__Listing__:
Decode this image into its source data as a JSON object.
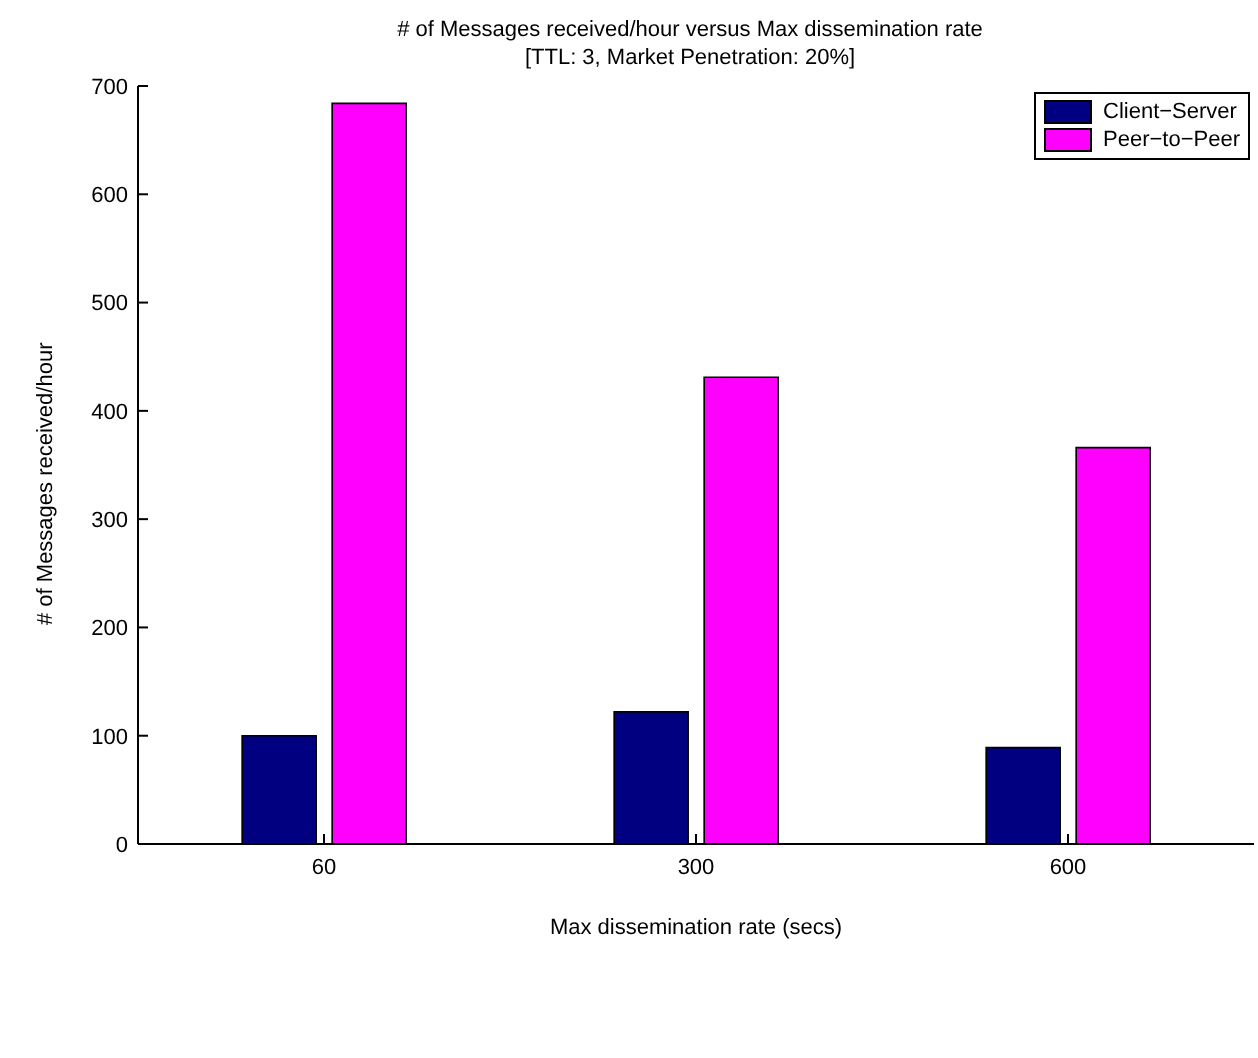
{
  "chart_data": {
    "type": "bar",
    "title": "# of Messages received/hour versus Max dissemination rate",
    "subtitle": "[TTL: 3, Market Penetration: 20%]",
    "xlabel": "Max dissemination rate (secs)",
    "ylabel": "# of Messages received/hour",
    "categories": [
      "60",
      "300",
      "600"
    ],
    "series": [
      {
        "name": "Client−Server",
        "color": "#000080",
        "values": [
          100,
          122,
          89
        ]
      },
      {
        "name": "Peer−to−Peer",
        "color": "#ff00ff",
        "values": [
          684,
          431,
          366
        ]
      }
    ],
    "ylim": [
      0,
      700
    ],
    "yticks": [
      0,
      100,
      200,
      300,
      400,
      500,
      600,
      700
    ],
    "grid": false,
    "legend": "top right"
  }
}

__Task__:
All of the lines above should be retyped precisely, apart from the pictures.

__Result below__:
Decode this image into its source data as a JSON object.
{
  "chart_data": {
    "type": "bar",
    "title": "# of Messages received/hour versus Max dissemination rate",
    "subtitle": "[TTL: 3, Market Penetration: 20%]",
    "xlabel": "Max dissemination rate (secs)",
    "ylabel": "# of Messages received/hour",
    "categories": [
      "60",
      "300",
      "600"
    ],
    "series": [
      {
        "name": "Client−Server",
        "color": "#000080",
        "values": [
          100,
          122,
          89
        ]
      },
      {
        "name": "Peer−to−Peer",
        "color": "#ff00ff",
        "values": [
          684,
          431,
          366
        ]
      }
    ],
    "ylim": [
      0,
      700
    ],
    "yticks": [
      0,
      100,
      200,
      300,
      400,
      500,
      600,
      700
    ],
    "grid": false,
    "legend": "top right"
  }
}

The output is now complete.